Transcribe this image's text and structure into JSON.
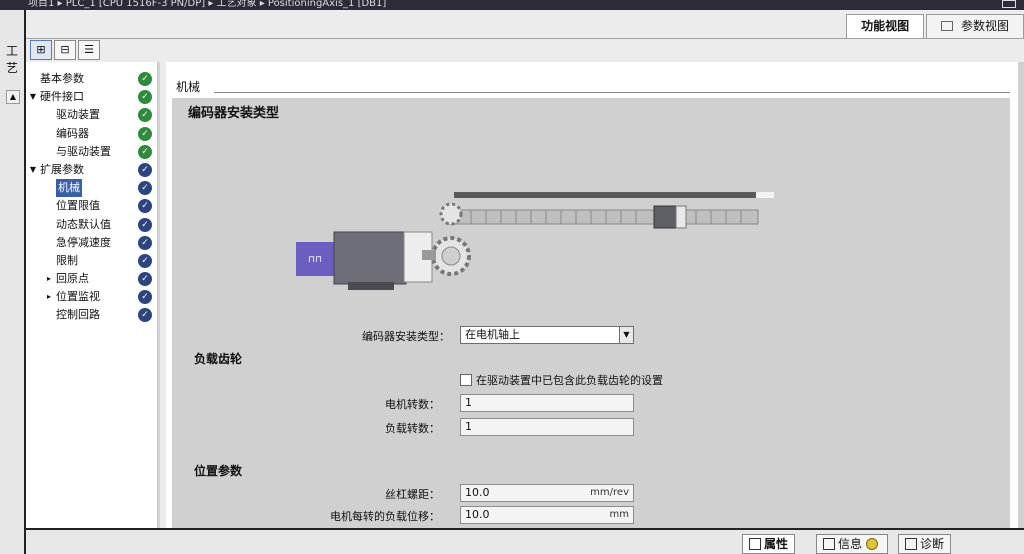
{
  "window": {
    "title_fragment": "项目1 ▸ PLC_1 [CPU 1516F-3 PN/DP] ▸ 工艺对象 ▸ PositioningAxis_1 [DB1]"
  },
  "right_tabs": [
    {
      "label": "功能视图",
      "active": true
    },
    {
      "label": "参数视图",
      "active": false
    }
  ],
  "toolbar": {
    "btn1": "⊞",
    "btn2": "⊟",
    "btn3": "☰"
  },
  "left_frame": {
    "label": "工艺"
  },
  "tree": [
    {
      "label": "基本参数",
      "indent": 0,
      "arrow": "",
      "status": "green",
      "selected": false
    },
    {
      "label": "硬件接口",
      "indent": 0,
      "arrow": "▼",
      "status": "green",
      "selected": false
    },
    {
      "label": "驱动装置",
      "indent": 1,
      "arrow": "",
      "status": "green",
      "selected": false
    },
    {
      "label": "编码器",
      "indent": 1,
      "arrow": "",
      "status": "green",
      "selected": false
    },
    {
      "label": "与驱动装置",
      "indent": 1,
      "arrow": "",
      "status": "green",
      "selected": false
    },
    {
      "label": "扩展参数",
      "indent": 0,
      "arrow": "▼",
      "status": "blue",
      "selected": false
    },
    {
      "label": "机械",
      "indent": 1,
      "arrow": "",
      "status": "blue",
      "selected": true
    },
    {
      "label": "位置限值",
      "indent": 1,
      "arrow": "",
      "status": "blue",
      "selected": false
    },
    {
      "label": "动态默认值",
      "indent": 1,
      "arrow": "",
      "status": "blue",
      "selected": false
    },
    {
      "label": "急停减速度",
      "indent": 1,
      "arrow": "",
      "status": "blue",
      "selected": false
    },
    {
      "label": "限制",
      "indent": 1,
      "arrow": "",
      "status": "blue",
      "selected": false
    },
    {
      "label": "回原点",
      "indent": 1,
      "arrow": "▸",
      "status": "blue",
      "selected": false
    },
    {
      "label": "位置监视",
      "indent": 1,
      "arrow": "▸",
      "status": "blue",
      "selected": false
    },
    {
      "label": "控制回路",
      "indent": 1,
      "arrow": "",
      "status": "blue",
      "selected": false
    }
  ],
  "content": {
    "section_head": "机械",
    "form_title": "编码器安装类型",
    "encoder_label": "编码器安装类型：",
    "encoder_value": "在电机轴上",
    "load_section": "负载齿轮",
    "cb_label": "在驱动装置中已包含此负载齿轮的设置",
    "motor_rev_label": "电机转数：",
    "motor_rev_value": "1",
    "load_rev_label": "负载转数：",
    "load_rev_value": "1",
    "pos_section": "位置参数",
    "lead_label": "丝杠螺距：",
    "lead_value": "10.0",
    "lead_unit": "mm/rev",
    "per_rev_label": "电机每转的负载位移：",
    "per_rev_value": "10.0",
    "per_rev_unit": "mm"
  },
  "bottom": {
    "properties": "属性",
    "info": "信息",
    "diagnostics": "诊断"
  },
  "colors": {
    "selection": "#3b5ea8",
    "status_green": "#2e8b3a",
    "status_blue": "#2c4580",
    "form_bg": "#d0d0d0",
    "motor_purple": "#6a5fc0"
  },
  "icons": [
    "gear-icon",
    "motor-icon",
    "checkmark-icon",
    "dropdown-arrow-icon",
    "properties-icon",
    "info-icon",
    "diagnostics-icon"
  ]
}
* * *
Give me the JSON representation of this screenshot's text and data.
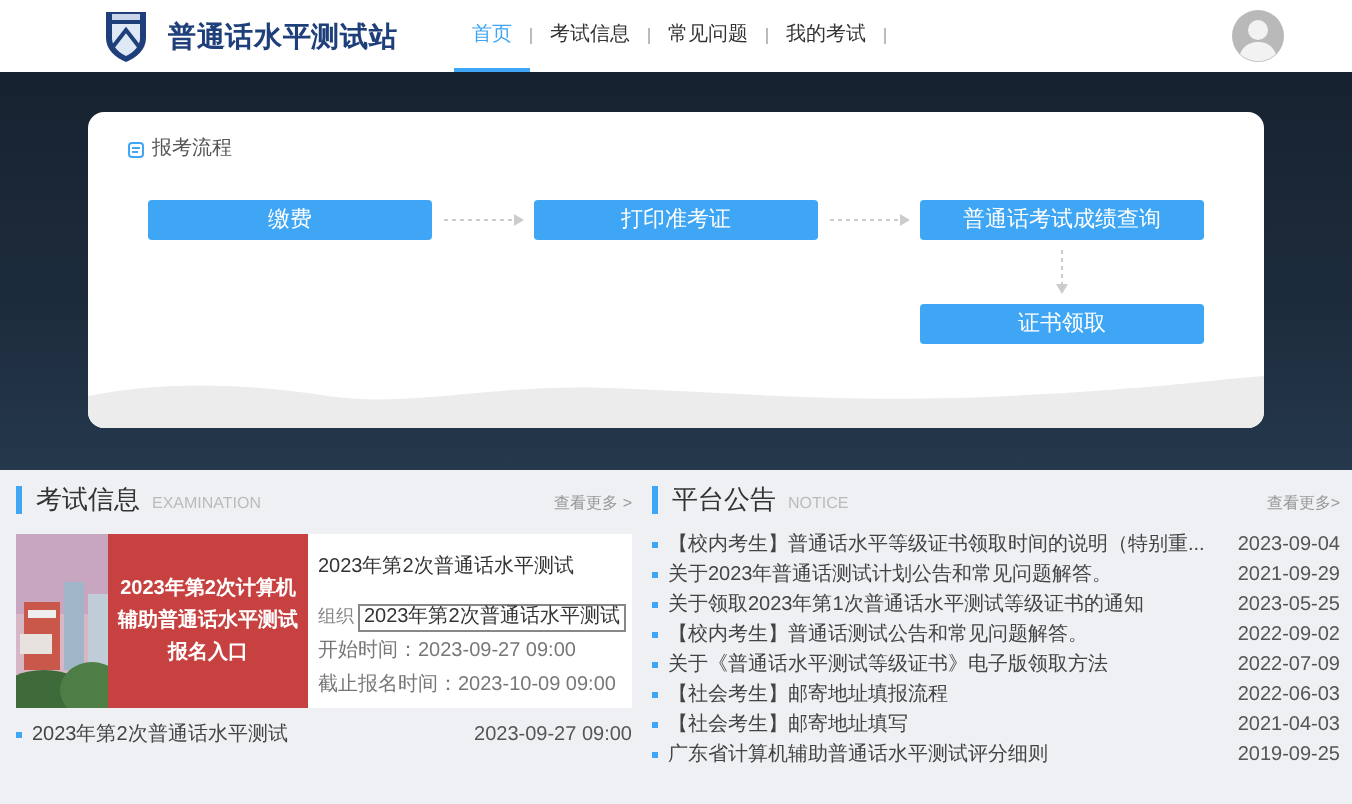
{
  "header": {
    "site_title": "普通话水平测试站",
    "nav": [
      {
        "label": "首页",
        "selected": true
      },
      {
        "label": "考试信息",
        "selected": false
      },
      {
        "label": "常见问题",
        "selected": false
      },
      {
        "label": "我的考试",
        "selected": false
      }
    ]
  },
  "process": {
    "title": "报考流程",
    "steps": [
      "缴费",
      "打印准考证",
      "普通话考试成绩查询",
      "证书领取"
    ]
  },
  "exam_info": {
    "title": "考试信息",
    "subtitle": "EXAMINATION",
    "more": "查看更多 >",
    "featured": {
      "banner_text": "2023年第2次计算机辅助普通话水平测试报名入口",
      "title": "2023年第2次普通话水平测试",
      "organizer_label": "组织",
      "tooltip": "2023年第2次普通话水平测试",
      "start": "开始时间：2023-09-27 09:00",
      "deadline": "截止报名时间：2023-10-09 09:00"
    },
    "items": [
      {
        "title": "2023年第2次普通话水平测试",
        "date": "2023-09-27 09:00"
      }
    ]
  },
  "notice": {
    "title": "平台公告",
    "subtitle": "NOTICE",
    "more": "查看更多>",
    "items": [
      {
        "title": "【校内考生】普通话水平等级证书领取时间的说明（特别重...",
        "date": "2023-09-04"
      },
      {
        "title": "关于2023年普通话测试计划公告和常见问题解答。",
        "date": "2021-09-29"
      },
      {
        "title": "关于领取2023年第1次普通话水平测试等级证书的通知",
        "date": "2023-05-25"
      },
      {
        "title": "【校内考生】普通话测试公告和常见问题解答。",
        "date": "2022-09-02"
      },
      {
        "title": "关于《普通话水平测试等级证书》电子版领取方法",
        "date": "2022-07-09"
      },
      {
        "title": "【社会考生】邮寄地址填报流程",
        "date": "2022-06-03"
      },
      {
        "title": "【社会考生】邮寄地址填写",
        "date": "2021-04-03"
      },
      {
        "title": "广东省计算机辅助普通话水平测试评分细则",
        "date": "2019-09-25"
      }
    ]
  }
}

*Work instructions*
Look for the word "JSON" in every line of the listing and copy the lines that have it.

*Problem solution*
Transcribe this image's text and structure into JSON.
Give me the JSON representation of this screenshot's text and data.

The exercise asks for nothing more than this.